--- start ROWS ---

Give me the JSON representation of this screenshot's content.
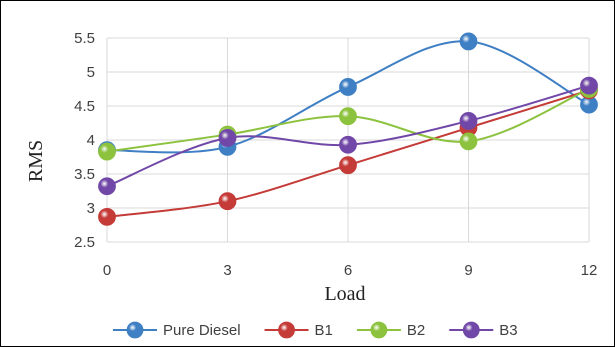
{
  "chart_data": {
    "type": "line",
    "xlabel": "Load",
    "ylabel": "RMS",
    "x": [
      0,
      3,
      6,
      9,
      12
    ],
    "x_tick_labels": [
      "0",
      "3",
      "6",
      "9",
      "12"
    ],
    "ylim": [
      2.5,
      5.5
    ],
    "y_tick_labels": [
      "2.5",
      "3",
      "3.5",
      "4",
      "4.5",
      "5",
      "5.5"
    ],
    "grid": "both",
    "legend_position": "bottom",
    "series": [
      {
        "name": "Pure Diesel",
        "color": "#3f7fc4",
        "values": [
          3.85,
          3.9,
          4.78,
          5.45,
          4.52
        ]
      },
      {
        "name": "B1",
        "color": "#c43b37",
        "values": [
          2.87,
          3.1,
          3.63,
          4.18,
          4.73
        ]
      },
      {
        "name": "B2",
        "color": "#8cc23e",
        "values": [
          3.83,
          4.08,
          4.35,
          3.98,
          4.75
        ]
      },
      {
        "name": "B3",
        "color": "#7148a8",
        "values": [
          3.32,
          4.03,
          3.93,
          4.28,
          4.8
        ]
      }
    ]
  }
}
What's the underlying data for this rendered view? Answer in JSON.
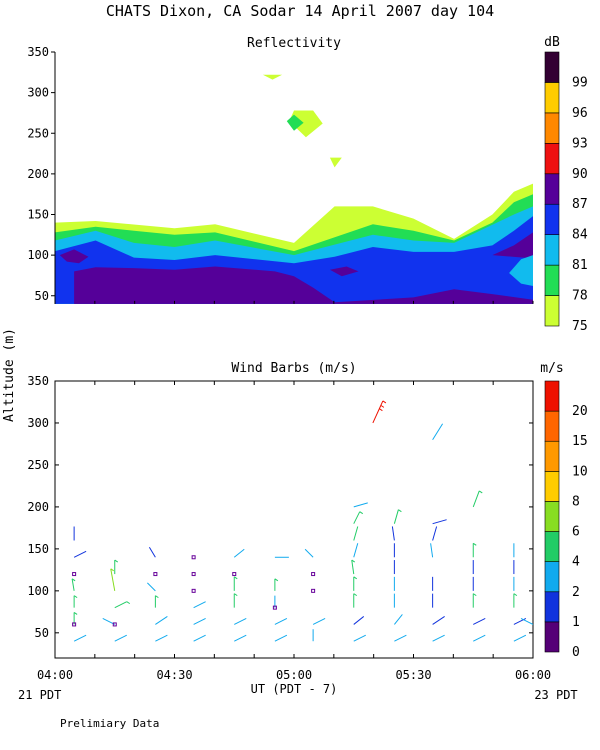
{
  "page": {
    "title": "CHATS Dixon, CA  Sodar  14 April 2007  day 104",
    "footer_note": "Prelimiary Data",
    "shared_ylabel": "Altitude (m)",
    "xlabel": "UT  (PDT - 7)",
    "left_date_label": "21 PDT",
    "right_date_label": "23 PDT"
  },
  "chart_data": [
    {
      "type": "heatmap",
      "title": "Reflectivity",
      "xlabel": "UT  (PDT - 7)",
      "ylabel": "Altitude (m)",
      "x_ticks": [
        "04:00",
        "04:30",
        "05:00",
        "05:30",
        "06:00"
      ],
      "x_tick_hours": [
        4.0,
        4.5,
        5.0,
        5.5,
        6.0
      ],
      "xlim": [
        4.0,
        6.0
      ],
      "y_ticks": [
        50,
        100,
        150,
        200,
        250,
        300,
        350
      ],
      "ylim": [
        30,
        350
      ],
      "colorbar": {
        "unit": "dB",
        "labels": [
          "75",
          "78",
          "81",
          "84",
          "87",
          "90",
          "93",
          "96",
          "99"
        ],
        "colors": [
          "#ccff33",
          "#22dd55",
          "#11bbee",
          "#1133ee",
          "#550099",
          "#ee1111",
          "#ff8800",
          "#ffcc00",
          "#330033"
        ]
      },
      "layers": [
        {
          "level": "75",
          "color": "#ccff33",
          "top": [
            [
              4.0,
              140
            ],
            [
              4.17,
              142
            ],
            [
              4.5,
              133
            ],
            [
              4.67,
              138
            ],
            [
              5.0,
              115
            ],
            [
              5.17,
              160
            ],
            [
              5.33,
              160
            ],
            [
              5.5,
              145
            ],
            [
              5.67,
              120
            ],
            [
              5.83,
              150
            ],
            [
              5.92,
              178
            ],
            [
              6.0,
              188
            ]
          ]
        },
        {
          "level": "78",
          "color": "#22dd55",
          "top": [
            [
              4.0,
              128
            ],
            [
              4.17,
              135
            ],
            [
              4.33,
              130
            ],
            [
              4.5,
              125
            ],
            [
              4.67,
              128
            ],
            [
              5.0,
              105
            ],
            [
              5.33,
              138
            ],
            [
              5.5,
              130
            ],
            [
              5.67,
              118
            ],
            [
              5.83,
              140
            ],
            [
              5.92,
              165
            ],
            [
              6.0,
              175
            ]
          ]
        },
        {
          "level": "81",
          "color": "#11bbee",
          "top": [
            [
              4.0,
              118
            ],
            [
              4.17,
              130
            ],
            [
              4.33,
              115
            ],
            [
              4.5,
              110
            ],
            [
              4.67,
              118
            ],
            [
              5.0,
              100
            ],
            [
              5.33,
              125
            ],
            [
              5.5,
              118
            ],
            [
              5.67,
              115
            ],
            [
              5.92,
              150
            ],
            [
              6.0,
              160
            ]
          ]
        },
        {
          "level": "84",
          "color": "#1133ee",
          "top": [
            [
              4.0,
              105
            ],
            [
              4.17,
              118
            ],
            [
              4.33,
              97
            ],
            [
              4.5,
              94
            ],
            [
              4.67,
              100
            ],
            [
              5.0,
              90
            ],
            [
              5.17,
              98
            ],
            [
              5.33,
              110
            ],
            [
              5.5,
              104
            ],
            [
              5.67,
              104
            ],
            [
              5.83,
              112
            ],
            [
              5.92,
              130
            ],
            [
              6.0,
              148
            ]
          ]
        },
        {
          "level": "87",
          "color": "#550099",
          "top": [
            [
              4.08,
              80
            ],
            [
              4.17,
              85
            ],
            [
              4.33,
              84
            ],
            [
              4.5,
              82
            ],
            [
              4.67,
              86
            ],
            [
              4.92,
              80
            ],
            [
              5.0,
              74
            ],
            [
              5.08,
              60
            ],
            [
              5.17,
              42
            ],
            [
              5.5,
              48
            ],
            [
              5.67,
              58
            ],
            [
              5.83,
              52
            ],
            [
              6.0,
              45
            ]
          ]
        }
      ],
      "patches": [
        {
          "level": "75",
          "color": "#ccff33",
          "points": [
            [
              5.0,
              278
            ],
            [
              5.08,
              278
            ],
            [
              5.12,
              262
            ],
            [
              5.05,
              245
            ],
            [
              4.98,
              265
            ]
          ]
        },
        {
          "level": "78",
          "color": "#22dd55",
          "points": [
            [
              5.0,
              273
            ],
            [
              5.04,
              263
            ],
            [
              5.0,
              253
            ],
            [
              4.97,
              265
            ]
          ]
        },
        {
          "level": "75",
          "color": "#ccff33",
          "points": [
            [
              5.15,
              220
            ],
            [
              5.2,
              220
            ],
            [
              5.17,
              208
            ]
          ]
        },
        {
          "level": "75",
          "color": "#ccff33",
          "points": [
            [
              4.87,
              322
            ],
            [
              4.95,
              322
            ],
            [
              4.91,
              316
            ]
          ]
        },
        {
          "level": "87",
          "color": "#550099",
          "points": [
            [
              4.02,
              100
            ],
            [
              4.08,
              107
            ],
            [
              4.14,
              98
            ],
            [
              4.1,
              90
            ],
            [
              4.05,
              92
            ]
          ]
        },
        {
          "level": "87",
          "color": "#550099",
          "points": [
            [
              5.15,
              82
            ],
            [
              5.22,
              86
            ],
            [
              5.27,
              80
            ],
            [
              5.2,
              74
            ]
          ]
        },
        {
          "level": "87",
          "color": "#550099",
          "points": [
            [
              5.83,
              100
            ],
            [
              5.92,
              112
            ],
            [
              6.0,
              128
            ],
            [
              6.0,
              96
            ]
          ]
        },
        {
          "level": "81",
          "color": "#11bbee",
          "points": [
            [
              5.9,
              78
            ],
            [
              5.95,
              95
            ],
            [
              6.0,
              100
            ],
            [
              6.0,
              62
            ],
            [
              5.95,
              65
            ]
          ]
        }
      ]
    },
    {
      "type": "scatter",
      "title": "Wind Barbs (m/s)",
      "xlabel": "UT  (PDT - 7)",
      "ylabel": "Altitude (m)",
      "x_ticks": [
        "04:00",
        "04:30",
        "05:00",
        "05:30",
        "06:00"
      ],
      "x_tick_hours": [
        4.0,
        4.5,
        5.0,
        5.5,
        6.0
      ],
      "xlim": [
        4.0,
        6.0
      ],
      "y_ticks": [
        50,
        100,
        150,
        200,
        250,
        300,
        350
      ],
      "ylim": [
        20,
        350
      ],
      "colorbar": {
        "unit": "m/s",
        "labels": [
          "0",
          "1",
          "2",
          "4",
          "6",
          "8",
          "10",
          "15",
          "20"
        ],
        "colors": [
          "#550077",
          "#1133dd",
          "#11aaee",
          "#22cc66",
          "#88dd22",
          "#ffcc00",
          "#ff9900",
          "#ff6600",
          "#ee1100"
        ]
      },
      "barb_rows": [
        40,
        60,
        80,
        100,
        120,
        140,
        160,
        180,
        200
      ],
      "calm_color": "#660099",
      "barbs": [
        {
          "x": 4.08,
          "y": 40,
          "speed": 2.2,
          "dx": 12,
          "dy": -6
        },
        {
          "x": 4.08,
          "y": 60,
          "speed": 5.2,
          "dx": 0,
          "dy": -12
        },
        {
          "x": 4.08,
          "y": 80,
          "speed": 5.2,
          "dx": 0,
          "dy": -12
        },
        {
          "x": 4.08,
          "y": 100,
          "speed": 5.2,
          "dx": -2,
          "dy": -12
        },
        {
          "x": 4.08,
          "y": 140,
          "speed": 1.4,
          "dx": 12,
          "dy": -6
        },
        {
          "x": 4.08,
          "y": 160,
          "speed": 1.4,
          "dx": 0,
          "dy": -14
        },
        {
          "x": 4.25,
          "y": 40,
          "speed": 2.2,
          "dx": 12,
          "dy": -6
        },
        {
          "x": 4.25,
          "y": 60,
          "speed": 3.0,
          "dx": -12,
          "dy": -6
        },
        {
          "x": 4.25,
          "y": 80,
          "speed": 5.2,
          "dx": 12,
          "dy": -6
        },
        {
          "x": 4.25,
          "y": 100,
          "speed": 7.0,
          "dx": -4,
          "dy": -22
        },
        {
          "x": 4.25,
          "y": 120,
          "speed": 5.2,
          "dx": 0,
          "dy": -14
        },
        {
          "x": 4.42,
          "y": 40,
          "speed": 2.2,
          "dx": 12,
          "dy": -6
        },
        {
          "x": 4.42,
          "y": 60,
          "speed": 3.0,
          "dx": 12,
          "dy": -8
        },
        {
          "x": 4.42,
          "y": 80,
          "speed": 5.2,
          "dx": 0,
          "dy": -12
        },
        {
          "x": 4.42,
          "y": 100,
          "speed": 2.2,
          "dx": -8,
          "dy": -8
        },
        {
          "x": 4.42,
          "y": 140,
          "speed": 1.4,
          "dx": -6,
          "dy": -10
        },
        {
          "x": 4.58,
          "y": 40,
          "speed": 2.2,
          "dx": 12,
          "dy": -6
        },
        {
          "x": 4.58,
          "y": 60,
          "speed": 2.2,
          "dx": 12,
          "dy": -6
        },
        {
          "x": 4.58,
          "y": 80,
          "speed": 3.0,
          "dx": 12,
          "dy": -6
        },
        {
          "x": 4.75,
          "y": 40,
          "speed": 2.2,
          "dx": 12,
          "dy": -6
        },
        {
          "x": 4.75,
          "y": 60,
          "speed": 2.2,
          "dx": 12,
          "dy": -6
        },
        {
          "x": 4.75,
          "y": 80,
          "speed": 5.2,
          "dx": 0,
          "dy": -14
        },
        {
          "x": 4.75,
          "y": 100,
          "speed": 5.2,
          "dx": 0,
          "dy": -14
        },
        {
          "x": 4.75,
          "y": 140,
          "speed": 2.2,
          "dx": 10,
          "dy": -8
        },
        {
          "x": 4.92,
          "y": 40,
          "speed": 2.2,
          "dx": 12,
          "dy": -6
        },
        {
          "x": 4.92,
          "y": 60,
          "speed": 2.2,
          "dx": 12,
          "dy": -6
        },
        {
          "x": 4.92,
          "y": 80,
          "speed": 3.0,
          "dx": 0,
          "dy": -12
        },
        {
          "x": 4.92,
          "y": 100,
          "speed": 5.2,
          "dx": 0,
          "dy": -12
        },
        {
          "x": 4.92,
          "y": 140,
          "speed": 2.2,
          "dx": 14,
          "dy": 0
        },
        {
          "x": 5.08,
          "y": 40,
          "speed": 3.0,
          "dx": 0,
          "dy": -12
        },
        {
          "x": 5.08,
          "y": 60,
          "speed": 2.2,
          "dx": 12,
          "dy": -6
        },
        {
          "x": 5.08,
          "y": 140,
          "speed": 2.2,
          "dx": -8,
          "dy": -8
        },
        {
          "x": 5.25,
          "y": 40,
          "speed": 2.2,
          "dx": 12,
          "dy": -6
        },
        {
          "x": 5.25,
          "y": 60,
          "speed": 1.4,
          "dx": 10,
          "dy": -8
        },
        {
          "x": 5.25,
          "y": 80,
          "speed": 5.2,
          "dx": 0,
          "dy": -14
        },
        {
          "x": 5.25,
          "y": 100,
          "speed": 5.2,
          "dx": 0,
          "dy": -14
        },
        {
          "x": 5.25,
          "y": 120,
          "speed": 5.2,
          "dx": -2,
          "dy": -14
        },
        {
          "x": 5.25,
          "y": 140,
          "speed": 3.0,
          "dx": 4,
          "dy": -14
        },
        {
          "x": 5.25,
          "y": 160,
          "speed": 4.2,
          "dx": 4,
          "dy": -14
        },
        {
          "x": 5.25,
          "y": 180,
          "speed": 5.2,
          "dx": 6,
          "dy": -12
        },
        {
          "x": 5.25,
          "y": 200,
          "speed": 3.0,
          "dx": 14,
          "dy": -4
        },
        {
          "x": 5.33,
          "y": 300,
          "speed": 20.0,
          "dx": 10,
          "dy": -22
        },
        {
          "x": 5.42,
          "y": 40,
          "speed": 2.2,
          "dx": 12,
          "dy": -6
        },
        {
          "x": 5.42,
          "y": 60,
          "speed": 3.0,
          "dx": 8,
          "dy": -10
        },
        {
          "x": 5.42,
          "y": 80,
          "speed": 3.0,
          "dx": 0,
          "dy": -14
        },
        {
          "x": 5.42,
          "y": 100,
          "speed": 3.0,
          "dx": 0,
          "dy": -14
        },
        {
          "x": 5.42,
          "y": 120,
          "speed": 1.4,
          "dx": 0,
          "dy": -14
        },
        {
          "x": 5.42,
          "y": 140,
          "speed": 1.4,
          "dx": 0,
          "dy": -14
        },
        {
          "x": 5.42,
          "y": 160,
          "speed": 1.4,
          "dx": -2,
          "dy": -14
        },
        {
          "x": 5.42,
          "y": 180,
          "speed": 5.2,
          "dx": 4,
          "dy": -14
        },
        {
          "x": 5.58,
          "y": 40,
          "speed": 2.2,
          "dx": 12,
          "dy": -6
        },
        {
          "x": 5.58,
          "y": 60,
          "speed": 1.4,
          "dx": 12,
          "dy": -8
        },
        {
          "x": 5.58,
          "y": 80,
          "speed": 1.4,
          "dx": 0,
          "dy": -14
        },
        {
          "x": 5.58,
          "y": 100,
          "speed": 1.4,
          "dx": 0,
          "dy": -14
        },
        {
          "x": 5.58,
          "y": 140,
          "speed": 2.2,
          "dx": -2,
          "dy": -14
        },
        {
          "x": 5.58,
          "y": 160,
          "speed": 1.4,
          "dx": 4,
          "dy": -14
        },
        {
          "x": 5.58,
          "y": 180,
          "speed": 1.4,
          "dx": 14,
          "dy": -4
        },
        {
          "x": 5.58,
          "y": 280,
          "speed": 2.2,
          "dx": 10,
          "dy": -16
        },
        {
          "x": 5.75,
          "y": 40,
          "speed": 2.2,
          "dx": 12,
          "dy": -6
        },
        {
          "x": 5.75,
          "y": 60,
          "speed": 1.4,
          "dx": 12,
          "dy": -6
        },
        {
          "x": 5.75,
          "y": 80,
          "speed": 5.2,
          "dx": 0,
          "dy": -14
        },
        {
          "x": 5.75,
          "y": 100,
          "speed": 1.4,
          "dx": 0,
          "dy": -14
        },
        {
          "x": 5.75,
          "y": 120,
          "speed": 1.4,
          "dx": 0,
          "dy": -14
        },
        {
          "x": 5.75,
          "y": 140,
          "speed": 5.2,
          "dx": 0,
          "dy": -14
        },
        {
          "x": 5.75,
          "y": 200,
          "speed": 5.2,
          "dx": 6,
          "dy": -16
        },
        {
          "x": 5.92,
          "y": 40,
          "speed": 2.2,
          "dx": 12,
          "dy": -6
        },
        {
          "x": 5.92,
          "y": 60,
          "speed": 1.4,
          "dx": 12,
          "dy": -6
        },
        {
          "x": 5.92,
          "y": 80,
          "speed": 5.2,
          "dx": 0,
          "dy": -14
        },
        {
          "x": 5.92,
          "y": 100,
          "speed": 2.2,
          "dx": 0,
          "dy": -14
        },
        {
          "x": 5.92,
          "y": 120,
          "speed": 1.4,
          "dx": 0,
          "dy": -14
        },
        {
          "x": 5.92,
          "y": 140,
          "speed": 2.2,
          "dx": 0,
          "dy": -14
        },
        {
          "x": 6.0,
          "y": 60,
          "speed": 2.2,
          "dx": -12,
          "dy": -6
        }
      ],
      "calm": [
        {
          "x": 4.08,
          "y": 60
        },
        {
          "x": 4.08,
          "y": 120
        },
        {
          "x": 4.25,
          "y": 60
        },
        {
          "x": 4.42,
          "y": 120
        },
        {
          "x": 4.58,
          "y": 100
        },
        {
          "x": 4.58,
          "y": 120
        },
        {
          "x": 4.58,
          "y": 140
        },
        {
          "x": 4.75,
          "y": 120
        },
        {
          "x": 4.92,
          "y": 80
        },
        {
          "x": 5.08,
          "y": 100
        },
        {
          "x": 5.08,
          "y": 120
        }
      ]
    }
  ]
}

--- end ROWS ---

— REQUEST —
Find every line in the records above that contains the word "this", and copy each one.

— ANSWER TO THE EXERCISE —
Give me the JSON representation of this screenshot's content.
What's the underlying data for this rendered view? Answer in JSON.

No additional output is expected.